> **RECORDS FOR THE EXERCISE**:
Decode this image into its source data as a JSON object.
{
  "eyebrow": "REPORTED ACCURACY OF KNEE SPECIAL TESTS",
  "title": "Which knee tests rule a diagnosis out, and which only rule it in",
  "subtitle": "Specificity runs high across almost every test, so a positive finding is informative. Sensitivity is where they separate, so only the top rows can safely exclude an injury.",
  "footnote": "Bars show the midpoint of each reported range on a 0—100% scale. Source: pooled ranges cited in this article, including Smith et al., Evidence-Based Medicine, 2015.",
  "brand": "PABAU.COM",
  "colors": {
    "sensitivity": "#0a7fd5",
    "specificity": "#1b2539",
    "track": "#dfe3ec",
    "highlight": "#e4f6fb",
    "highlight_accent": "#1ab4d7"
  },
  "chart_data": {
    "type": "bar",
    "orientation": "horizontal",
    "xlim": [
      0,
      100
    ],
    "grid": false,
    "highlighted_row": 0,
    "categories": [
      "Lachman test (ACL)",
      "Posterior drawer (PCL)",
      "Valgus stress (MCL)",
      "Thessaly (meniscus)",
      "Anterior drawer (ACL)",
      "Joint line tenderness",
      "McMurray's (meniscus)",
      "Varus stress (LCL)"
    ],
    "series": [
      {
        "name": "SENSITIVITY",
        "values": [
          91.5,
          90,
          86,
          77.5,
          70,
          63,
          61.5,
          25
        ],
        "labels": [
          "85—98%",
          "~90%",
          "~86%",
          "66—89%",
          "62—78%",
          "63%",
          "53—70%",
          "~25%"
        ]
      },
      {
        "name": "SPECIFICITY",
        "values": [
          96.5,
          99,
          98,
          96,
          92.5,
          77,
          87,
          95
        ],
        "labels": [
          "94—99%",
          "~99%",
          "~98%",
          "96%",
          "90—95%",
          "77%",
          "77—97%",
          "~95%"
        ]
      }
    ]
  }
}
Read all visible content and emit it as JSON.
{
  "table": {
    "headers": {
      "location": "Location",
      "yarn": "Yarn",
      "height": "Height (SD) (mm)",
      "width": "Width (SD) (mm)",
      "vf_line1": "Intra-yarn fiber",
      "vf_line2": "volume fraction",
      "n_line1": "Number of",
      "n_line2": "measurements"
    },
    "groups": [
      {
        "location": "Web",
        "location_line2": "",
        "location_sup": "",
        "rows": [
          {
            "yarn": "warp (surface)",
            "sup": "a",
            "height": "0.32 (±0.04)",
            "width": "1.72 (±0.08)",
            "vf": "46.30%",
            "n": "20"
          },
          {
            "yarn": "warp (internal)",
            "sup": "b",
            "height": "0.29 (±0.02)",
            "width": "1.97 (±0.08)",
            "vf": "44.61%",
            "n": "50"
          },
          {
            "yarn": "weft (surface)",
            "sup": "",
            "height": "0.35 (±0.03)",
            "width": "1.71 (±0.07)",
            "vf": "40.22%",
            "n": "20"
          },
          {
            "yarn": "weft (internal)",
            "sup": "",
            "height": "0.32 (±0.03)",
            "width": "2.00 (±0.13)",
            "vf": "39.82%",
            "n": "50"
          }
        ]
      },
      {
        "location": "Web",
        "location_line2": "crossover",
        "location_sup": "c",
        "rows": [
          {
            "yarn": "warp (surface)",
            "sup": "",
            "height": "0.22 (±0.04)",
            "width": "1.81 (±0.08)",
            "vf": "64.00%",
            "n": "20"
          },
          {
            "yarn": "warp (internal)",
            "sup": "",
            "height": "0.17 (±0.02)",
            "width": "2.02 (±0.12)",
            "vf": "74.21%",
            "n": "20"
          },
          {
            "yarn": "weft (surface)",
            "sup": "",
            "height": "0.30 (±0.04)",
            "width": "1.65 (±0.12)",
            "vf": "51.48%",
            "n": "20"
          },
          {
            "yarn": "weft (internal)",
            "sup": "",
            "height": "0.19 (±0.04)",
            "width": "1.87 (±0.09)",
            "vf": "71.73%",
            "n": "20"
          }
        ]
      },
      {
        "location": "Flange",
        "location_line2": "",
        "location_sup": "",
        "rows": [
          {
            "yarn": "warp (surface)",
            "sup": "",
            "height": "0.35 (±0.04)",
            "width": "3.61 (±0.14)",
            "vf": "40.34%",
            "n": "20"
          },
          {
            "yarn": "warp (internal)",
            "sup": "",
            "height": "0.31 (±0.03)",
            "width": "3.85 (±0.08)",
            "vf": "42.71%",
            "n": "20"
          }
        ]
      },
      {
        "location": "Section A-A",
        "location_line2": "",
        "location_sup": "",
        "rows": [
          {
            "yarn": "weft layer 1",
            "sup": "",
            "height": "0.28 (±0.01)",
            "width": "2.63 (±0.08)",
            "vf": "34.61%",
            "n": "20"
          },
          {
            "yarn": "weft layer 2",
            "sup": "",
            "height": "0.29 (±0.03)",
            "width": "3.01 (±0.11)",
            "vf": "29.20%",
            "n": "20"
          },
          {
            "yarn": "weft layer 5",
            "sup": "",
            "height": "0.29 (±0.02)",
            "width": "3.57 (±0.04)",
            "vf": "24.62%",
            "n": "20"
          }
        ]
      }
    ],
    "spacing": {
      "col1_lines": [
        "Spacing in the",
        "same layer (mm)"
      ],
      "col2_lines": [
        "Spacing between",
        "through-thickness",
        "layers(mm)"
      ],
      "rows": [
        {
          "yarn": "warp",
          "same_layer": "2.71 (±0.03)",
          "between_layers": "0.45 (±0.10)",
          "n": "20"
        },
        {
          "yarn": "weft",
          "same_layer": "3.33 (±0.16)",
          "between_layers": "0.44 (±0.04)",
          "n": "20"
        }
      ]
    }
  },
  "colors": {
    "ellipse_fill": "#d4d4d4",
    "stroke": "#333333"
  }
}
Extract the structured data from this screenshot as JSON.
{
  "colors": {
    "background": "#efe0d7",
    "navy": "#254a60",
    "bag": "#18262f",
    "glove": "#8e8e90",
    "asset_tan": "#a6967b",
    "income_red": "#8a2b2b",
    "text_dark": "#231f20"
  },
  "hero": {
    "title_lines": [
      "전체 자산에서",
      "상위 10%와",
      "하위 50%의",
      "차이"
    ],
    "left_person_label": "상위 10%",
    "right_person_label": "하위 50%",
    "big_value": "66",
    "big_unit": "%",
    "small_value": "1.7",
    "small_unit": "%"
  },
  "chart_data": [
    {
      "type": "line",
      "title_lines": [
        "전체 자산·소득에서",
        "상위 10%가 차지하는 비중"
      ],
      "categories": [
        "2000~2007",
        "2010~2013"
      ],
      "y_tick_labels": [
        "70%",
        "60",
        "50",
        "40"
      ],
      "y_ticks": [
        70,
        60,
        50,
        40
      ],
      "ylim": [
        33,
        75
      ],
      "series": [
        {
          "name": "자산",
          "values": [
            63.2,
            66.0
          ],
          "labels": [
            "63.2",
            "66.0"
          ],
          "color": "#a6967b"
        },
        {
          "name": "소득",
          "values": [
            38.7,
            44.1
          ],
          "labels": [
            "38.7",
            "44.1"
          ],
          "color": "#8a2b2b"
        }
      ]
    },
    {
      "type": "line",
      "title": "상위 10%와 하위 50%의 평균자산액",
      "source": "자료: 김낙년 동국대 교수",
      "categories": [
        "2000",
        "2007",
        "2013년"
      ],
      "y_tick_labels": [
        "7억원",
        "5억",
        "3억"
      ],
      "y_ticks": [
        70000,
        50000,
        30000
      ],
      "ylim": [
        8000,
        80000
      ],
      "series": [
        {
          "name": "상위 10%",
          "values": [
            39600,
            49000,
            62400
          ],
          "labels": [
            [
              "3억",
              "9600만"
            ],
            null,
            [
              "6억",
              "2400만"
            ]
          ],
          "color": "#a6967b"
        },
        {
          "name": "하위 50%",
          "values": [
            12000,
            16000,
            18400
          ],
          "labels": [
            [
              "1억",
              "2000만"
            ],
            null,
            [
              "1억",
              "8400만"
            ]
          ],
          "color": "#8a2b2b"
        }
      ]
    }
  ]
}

> **STATED GOAL**:
Show each line of the data that contains the string "only".

> **WRITTEN RESPONSE**:
  "title": "Which knee tests rule a diagnosis out, and which only rule it in",
  "subtitle": "Specificity runs high across almost every test, so a positive finding is informative. Sensitivity is where they separate, so only the top rows can safely exclude an injury.",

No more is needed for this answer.